_TASK INSTRUCTIONS_.
Isolate every line in the records below with "Source" in it.
------ DATA SHOWN ------
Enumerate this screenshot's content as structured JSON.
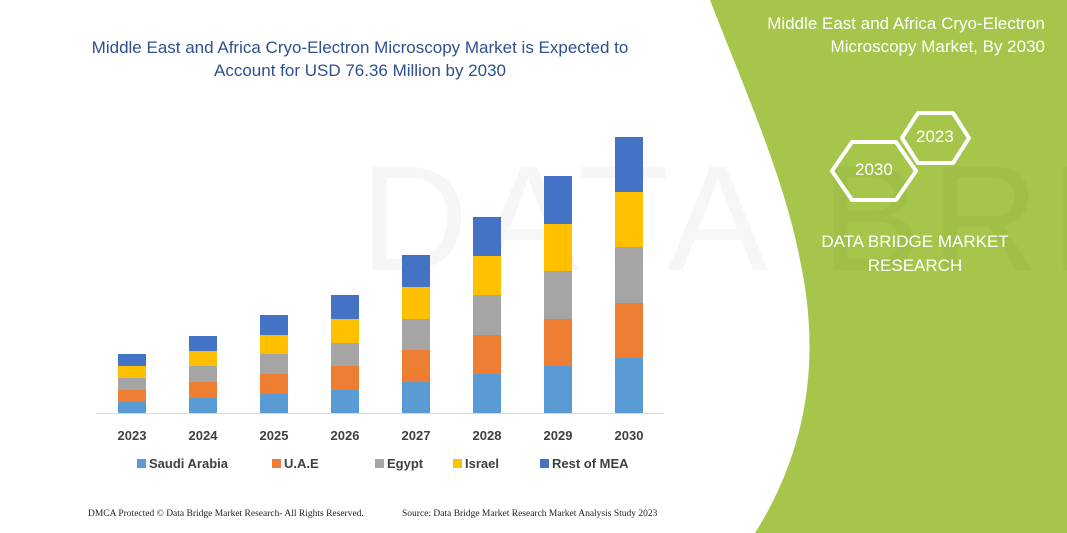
{
  "title": "Middle East and Africa Cryo-Electron Microscopy Market is Expected to Account for USD 76.36 Million by 2030",
  "side_panel": {
    "title": "Middle East and Africa Cryo-Electron Microscopy Market, By 2030",
    "hex_years": [
      "2023",
      "2030"
    ],
    "brand": "DATA BRIDGE MARKET RESEARCH",
    "color": "#a5c64a"
  },
  "footer": {
    "left": "DMCA Protected © Data Bridge Market Research-  All Rights Reserved.",
    "right": "Source:  Data Bridge Market Research  Market Analysis Study 2023"
  },
  "chart_data": {
    "type": "bar",
    "stacked": true,
    "title": "Middle East and Africa Cryo-Electron Microscopy Market is Expected to Account for USD 76.36 Million by 2030",
    "xlabel": "",
    "ylabel": "",
    "ylim": [
      0,
      280
    ],
    "grid": false,
    "legend_position": "bottom",
    "categories": [
      "2023",
      "2024",
      "2025",
      "2026",
      "2027",
      "2028",
      "2029",
      "2030"
    ],
    "series": [
      {
        "name": "Saudi Arabia",
        "color": "#5b9bd5",
        "values": [
          11,
          15,
          19,
          23,
          31,
          39,
          47,
          55
        ]
      },
      {
        "name": "U.A.E",
        "color": "#ed7d31",
        "values": [
          12,
          16,
          20,
          24,
          32,
          39,
          47,
          55
        ]
      },
      {
        "name": "Egypt",
        "color": "#a5a5a5",
        "values": [
          12,
          16,
          20,
          23,
          31,
          40,
          48,
          56
        ]
      },
      {
        "name": "Israel",
        "color": "#ffc000",
        "values": [
          12,
          15,
          19,
          24,
          32,
          39,
          47,
          55
        ]
      },
      {
        "name": "Rest of MEA",
        "color": "#4472c4",
        "values": [
          12,
          15,
          20,
          24,
          32,
          39,
          48,
          55
        ]
      }
    ]
  }
}
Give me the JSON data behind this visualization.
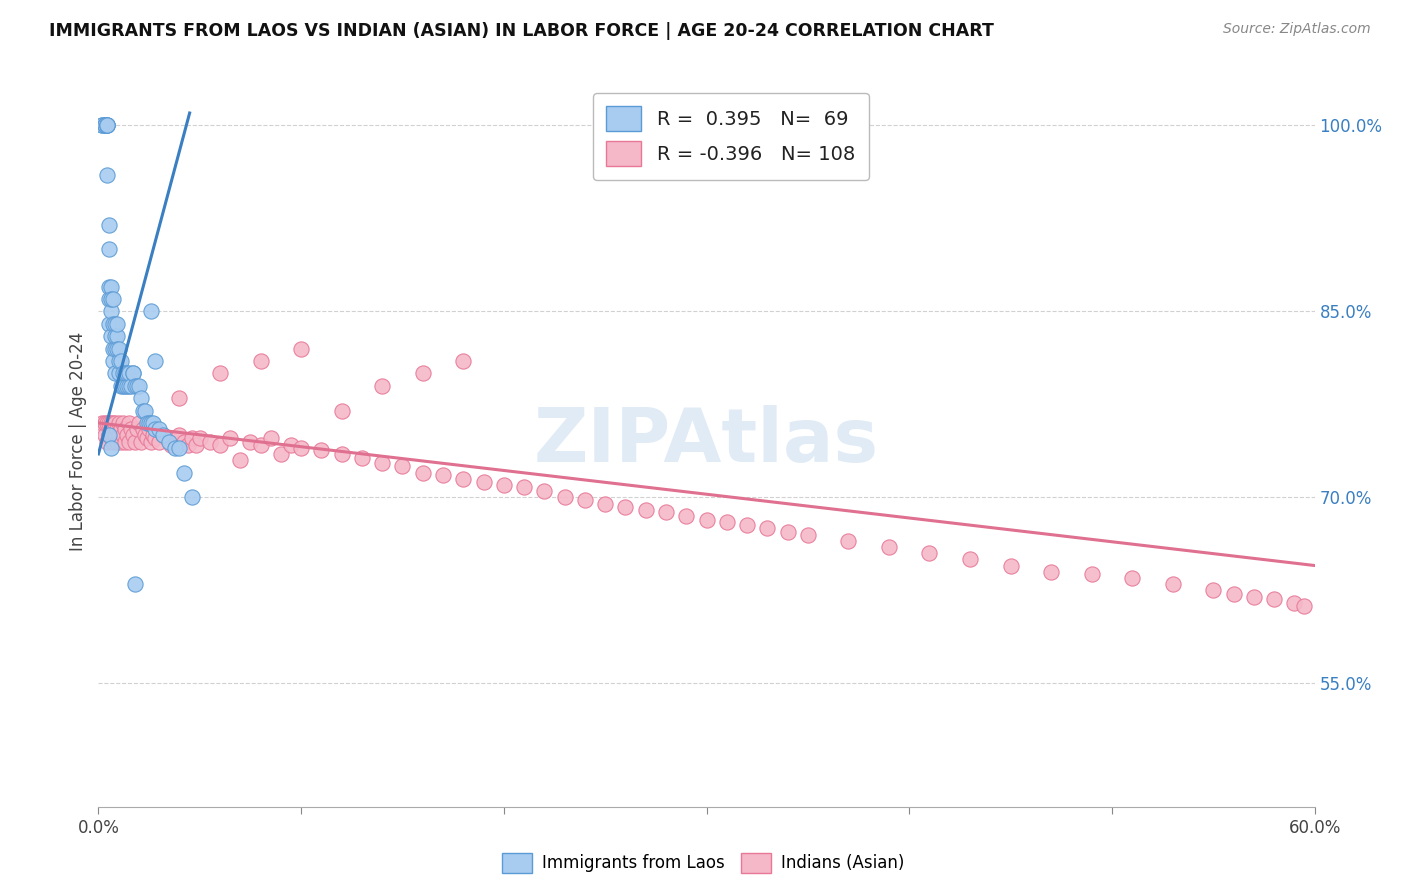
{
  "title": "IMMIGRANTS FROM LAOS VS INDIAN (ASIAN) IN LABOR FORCE | AGE 20-24 CORRELATION CHART",
  "source": "Source: ZipAtlas.com",
  "ylabel": "In Labor Force | Age 20-24",
  "watermark": "ZIPAtlas",
  "laos_R": 0.395,
  "laos_N": 69,
  "indian_R": -0.396,
  "indian_N": 108,
  "x_min": 0.0,
  "x_max": 0.6,
  "y_min": 0.45,
  "y_max": 1.04,
  "x_ticks": [
    0.0,
    0.1,
    0.2,
    0.3,
    0.4,
    0.5,
    0.6
  ],
  "x_tick_labels_bottom": [
    "0.0%",
    "",
    "",
    "",
    "",
    "",
    "60.0%"
  ],
  "y_ticks": [
    0.55,
    0.7,
    0.85,
    1.0
  ],
  "y_tick_labels": [
    "55.0%",
    "70.0%",
    "85.0%",
    "100.0%"
  ],
  "laos_color": "#A8CCF0",
  "indian_color": "#F5B8C8",
  "laos_edge_color": "#5B9BD5",
  "indian_edge_color": "#E87898",
  "laos_line_color": "#3A7FC1",
  "indian_line_color": "#E07090",
  "grid_color": "#CCCCCC",
  "laos_x": [
    0.002,
    0.002,
    0.003,
    0.003,
    0.003,
    0.004,
    0.004,
    0.004,
    0.004,
    0.004,
    0.005,
    0.005,
    0.005,
    0.005,
    0.005,
    0.006,
    0.006,
    0.006,
    0.006,
    0.007,
    0.007,
    0.007,
    0.007,
    0.008,
    0.008,
    0.008,
    0.008,
    0.009,
    0.009,
    0.009,
    0.01,
    0.01,
    0.01,
    0.011,
    0.011,
    0.012,
    0.012,
    0.013,
    0.013,
    0.014,
    0.014,
    0.015,
    0.015,
    0.016,
    0.017,
    0.017,
    0.018,
    0.019,
    0.02,
    0.021,
    0.022,
    0.023,
    0.024,
    0.025,
    0.026,
    0.027,
    0.028,
    0.03,
    0.032,
    0.035,
    0.038,
    0.04,
    0.042,
    0.046,
    0.005,
    0.006,
    0.026,
    0.028,
    0.018
  ],
  "laos_y": [
    1.0,
    1.0,
    1.0,
    1.0,
    1.0,
    1.0,
    1.0,
    1.0,
    1.0,
    0.96,
    0.87,
    0.9,
    0.84,
    0.92,
    0.86,
    0.85,
    0.87,
    0.83,
    0.86,
    0.82,
    0.84,
    0.86,
    0.81,
    0.82,
    0.84,
    0.8,
    0.83,
    0.83,
    0.82,
    0.84,
    0.8,
    0.81,
    0.82,
    0.79,
    0.81,
    0.79,
    0.8,
    0.79,
    0.8,
    0.79,
    0.8,
    0.79,
    0.8,
    0.79,
    0.8,
    0.8,
    0.79,
    0.79,
    0.79,
    0.78,
    0.77,
    0.77,
    0.76,
    0.76,
    0.76,
    0.76,
    0.755,
    0.755,
    0.75,
    0.745,
    0.74,
    0.74,
    0.72,
    0.7,
    0.75,
    0.74,
    0.85,
    0.81,
    0.63
  ],
  "indian_x": [
    0.002,
    0.003,
    0.003,
    0.004,
    0.004,
    0.005,
    0.005,
    0.006,
    0.006,
    0.007,
    0.007,
    0.008,
    0.008,
    0.009,
    0.009,
    0.01,
    0.01,
    0.011,
    0.011,
    0.012,
    0.012,
    0.013,
    0.013,
    0.014,
    0.015,
    0.015,
    0.016,
    0.017,
    0.018,
    0.019,
    0.02,
    0.021,
    0.022,
    0.023,
    0.024,
    0.025,
    0.026,
    0.027,
    0.028,
    0.03,
    0.032,
    0.034,
    0.036,
    0.038,
    0.04,
    0.042,
    0.044,
    0.046,
    0.048,
    0.05,
    0.055,
    0.06,
    0.065,
    0.07,
    0.075,
    0.08,
    0.085,
    0.09,
    0.095,
    0.1,
    0.11,
    0.12,
    0.13,
    0.14,
    0.15,
    0.16,
    0.17,
    0.18,
    0.19,
    0.2,
    0.21,
    0.22,
    0.23,
    0.24,
    0.25,
    0.26,
    0.27,
    0.28,
    0.29,
    0.3,
    0.31,
    0.32,
    0.33,
    0.34,
    0.35,
    0.37,
    0.39,
    0.41,
    0.43,
    0.45,
    0.47,
    0.49,
    0.51,
    0.53,
    0.55,
    0.56,
    0.57,
    0.58,
    0.59,
    0.595,
    0.04,
    0.06,
    0.08,
    0.1,
    0.12,
    0.14,
    0.16,
    0.18
  ],
  "indian_y": [
    0.76,
    0.75,
    0.76,
    0.745,
    0.76,
    0.75,
    0.76,
    0.75,
    0.76,
    0.745,
    0.76,
    0.75,
    0.76,
    0.745,
    0.755,
    0.75,
    0.76,
    0.745,
    0.755,
    0.75,
    0.76,
    0.745,
    0.755,
    0.75,
    0.76,
    0.745,
    0.755,
    0.75,
    0.745,
    0.755,
    0.76,
    0.745,
    0.755,
    0.75,
    0.748,
    0.755,
    0.745,
    0.75,
    0.748,
    0.745,
    0.75,
    0.748,
    0.742,
    0.748,
    0.75,
    0.745,
    0.742,
    0.748,
    0.742,
    0.748,
    0.745,
    0.742,
    0.748,
    0.73,
    0.745,
    0.742,
    0.748,
    0.735,
    0.742,
    0.74,
    0.738,
    0.735,
    0.732,
    0.728,
    0.725,
    0.72,
    0.718,
    0.715,
    0.712,
    0.71,
    0.708,
    0.705,
    0.7,
    0.698,
    0.695,
    0.692,
    0.69,
    0.688,
    0.685,
    0.682,
    0.68,
    0.678,
    0.675,
    0.672,
    0.67,
    0.665,
    0.66,
    0.655,
    0.65,
    0.645,
    0.64,
    0.638,
    0.635,
    0.63,
    0.625,
    0.622,
    0.62,
    0.618,
    0.615,
    0.612,
    0.78,
    0.8,
    0.81,
    0.82,
    0.77,
    0.79,
    0.8,
    0.81
  ],
  "laos_line_x": [
    0.0,
    0.045
  ],
  "laos_line_y": [
    0.735,
    1.01
  ],
  "indian_line_x": [
    0.0,
    0.6
  ],
  "indian_line_y": [
    0.76,
    0.645
  ]
}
------
_REPLY_.
    "right": "Source:  Data Bridge Market Research  Market Analysis Study 2023"
  "source": "Source: ZipAtlas.com",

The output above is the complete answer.